(Text provided)

North Korean Hackers Using ELECTRICFISH Tunnels to Exfiltrate Data

November 21, 2019
electricfish trojan malware

Executive Summary

Two days ago (9th May), a Joint effort between Department of Homeland Security (DHS) and Federal Bureau of Investigation (FBI) published a Malware Analysis Report (MAR) about a Trojan malware variant known as ELECTRICFISH. A North Korean based malicious actor known as HIDDEN COBRA is known to have utilized this malware. The targets of interest for ELECTRICFISH are unknown, but past attacks against these institute media, aerospace, and financial industries, as well as other critical infrastructure industries may have linked HIDDEN COBRA.


ELECTRICFISH is a 32-bit Windows executable application and command-line utility that funnels network traffic between an infected client and the actor’s server. The application initially establishes a TCP session between the client and server and then uses a custom protocol to exchange data. It is also equipped with extra features to work with a proxy server that intercepts requests between client and server without proper validation. The malware can be configured with a proxy username and password that allows the actor to authenticate the client sitting behind a proxy server, and to communicate with a server outside the target’s network.

(End Text provided)
(Dataset)

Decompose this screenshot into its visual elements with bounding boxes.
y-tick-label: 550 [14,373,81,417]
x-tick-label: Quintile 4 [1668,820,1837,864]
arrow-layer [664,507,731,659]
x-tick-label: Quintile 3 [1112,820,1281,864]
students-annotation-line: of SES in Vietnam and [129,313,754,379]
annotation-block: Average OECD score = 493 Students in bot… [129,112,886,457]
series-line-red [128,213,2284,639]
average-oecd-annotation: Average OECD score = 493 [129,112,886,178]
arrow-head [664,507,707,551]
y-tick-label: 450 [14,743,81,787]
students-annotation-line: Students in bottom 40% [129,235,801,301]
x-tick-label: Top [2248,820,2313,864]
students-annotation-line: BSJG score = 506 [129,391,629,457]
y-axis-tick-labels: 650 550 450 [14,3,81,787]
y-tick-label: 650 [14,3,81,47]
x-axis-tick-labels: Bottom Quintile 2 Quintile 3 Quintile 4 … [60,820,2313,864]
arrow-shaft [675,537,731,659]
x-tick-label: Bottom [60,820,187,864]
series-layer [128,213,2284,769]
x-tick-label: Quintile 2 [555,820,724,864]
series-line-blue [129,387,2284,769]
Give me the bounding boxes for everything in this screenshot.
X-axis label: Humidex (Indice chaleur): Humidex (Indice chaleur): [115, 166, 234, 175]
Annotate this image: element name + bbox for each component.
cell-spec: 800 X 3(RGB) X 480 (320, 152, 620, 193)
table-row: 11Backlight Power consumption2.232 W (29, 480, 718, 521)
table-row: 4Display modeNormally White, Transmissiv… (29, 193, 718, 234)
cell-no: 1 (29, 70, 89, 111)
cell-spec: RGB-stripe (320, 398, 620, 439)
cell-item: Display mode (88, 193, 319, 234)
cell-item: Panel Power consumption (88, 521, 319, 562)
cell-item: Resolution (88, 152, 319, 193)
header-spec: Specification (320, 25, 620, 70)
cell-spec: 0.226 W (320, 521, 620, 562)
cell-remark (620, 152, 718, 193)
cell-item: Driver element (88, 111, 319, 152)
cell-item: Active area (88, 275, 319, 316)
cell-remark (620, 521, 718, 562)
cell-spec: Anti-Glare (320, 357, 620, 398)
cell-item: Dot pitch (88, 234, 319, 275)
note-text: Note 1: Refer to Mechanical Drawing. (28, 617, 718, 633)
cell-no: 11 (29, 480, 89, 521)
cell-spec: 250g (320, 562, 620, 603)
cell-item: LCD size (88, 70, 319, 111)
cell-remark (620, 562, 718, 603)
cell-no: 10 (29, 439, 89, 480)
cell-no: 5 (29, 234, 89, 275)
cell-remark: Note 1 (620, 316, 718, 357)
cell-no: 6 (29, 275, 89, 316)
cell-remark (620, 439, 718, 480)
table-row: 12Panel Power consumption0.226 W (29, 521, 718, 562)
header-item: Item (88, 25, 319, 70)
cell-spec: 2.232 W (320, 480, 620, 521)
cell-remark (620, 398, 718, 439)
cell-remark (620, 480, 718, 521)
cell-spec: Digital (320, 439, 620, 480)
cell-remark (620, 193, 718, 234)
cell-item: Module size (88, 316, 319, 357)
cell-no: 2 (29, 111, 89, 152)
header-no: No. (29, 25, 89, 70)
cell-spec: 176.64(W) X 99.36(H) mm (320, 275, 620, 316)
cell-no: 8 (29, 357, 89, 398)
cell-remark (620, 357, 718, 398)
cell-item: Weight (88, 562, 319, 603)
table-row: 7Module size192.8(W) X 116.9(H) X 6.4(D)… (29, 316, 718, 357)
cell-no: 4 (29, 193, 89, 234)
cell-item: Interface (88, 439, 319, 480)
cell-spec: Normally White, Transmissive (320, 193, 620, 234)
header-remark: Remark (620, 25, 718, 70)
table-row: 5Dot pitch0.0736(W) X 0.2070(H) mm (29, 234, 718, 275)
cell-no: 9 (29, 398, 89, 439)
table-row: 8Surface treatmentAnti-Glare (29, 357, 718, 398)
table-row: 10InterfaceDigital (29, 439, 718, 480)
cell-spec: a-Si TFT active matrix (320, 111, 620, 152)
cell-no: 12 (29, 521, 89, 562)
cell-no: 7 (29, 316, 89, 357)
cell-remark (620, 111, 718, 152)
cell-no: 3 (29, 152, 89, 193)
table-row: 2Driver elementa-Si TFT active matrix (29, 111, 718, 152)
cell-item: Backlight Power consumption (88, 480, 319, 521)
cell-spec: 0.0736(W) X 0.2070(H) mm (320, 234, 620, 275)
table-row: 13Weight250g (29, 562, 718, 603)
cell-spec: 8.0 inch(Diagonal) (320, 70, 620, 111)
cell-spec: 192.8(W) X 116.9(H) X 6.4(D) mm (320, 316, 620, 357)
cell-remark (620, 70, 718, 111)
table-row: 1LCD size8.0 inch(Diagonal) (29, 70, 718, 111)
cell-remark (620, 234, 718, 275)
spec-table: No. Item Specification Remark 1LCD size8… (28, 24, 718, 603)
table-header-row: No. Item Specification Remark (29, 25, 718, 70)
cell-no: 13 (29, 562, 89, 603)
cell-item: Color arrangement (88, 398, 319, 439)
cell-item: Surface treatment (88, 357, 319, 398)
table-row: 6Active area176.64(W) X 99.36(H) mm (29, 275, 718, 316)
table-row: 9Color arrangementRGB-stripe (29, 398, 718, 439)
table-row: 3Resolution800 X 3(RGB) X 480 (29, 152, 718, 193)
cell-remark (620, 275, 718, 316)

(End Dataset)

Problems and tasks
**A.** Recast the paragraph of the text on ELECTRICFISH that begins "ELECTRICFISH is a 32-bit Windows executable" as a short bulleted list that keeps its main facts.
**B.** From the text on ELECTRICFISH, list every abbreviation that appears in parentheses directly after its full form, pairing each with that full form.
The dataset lines are separate material and have no connection to the text on ELECTRICFISH.

Task-by-task results
**A.**
- ELECTRICFISH is a 32-bit Windows executable and command-line utility.
- It funnels network traffic between an infected client and the actor's server.
- It first sets up a TCP session between client and server, then exchanges data over a custom protocol.
- It can work with a proxy server that intercepts requests between client and server without proper validation.
- It can be configured with a proxy username and password. This lets the actor authenticate a client behind a proxy and communicate with a server outside the target's network.

**B.**
- DHS: Department of Homeland Security
- FBI: Federal Bureau of Investigation
- MAR: Malware Analysis Report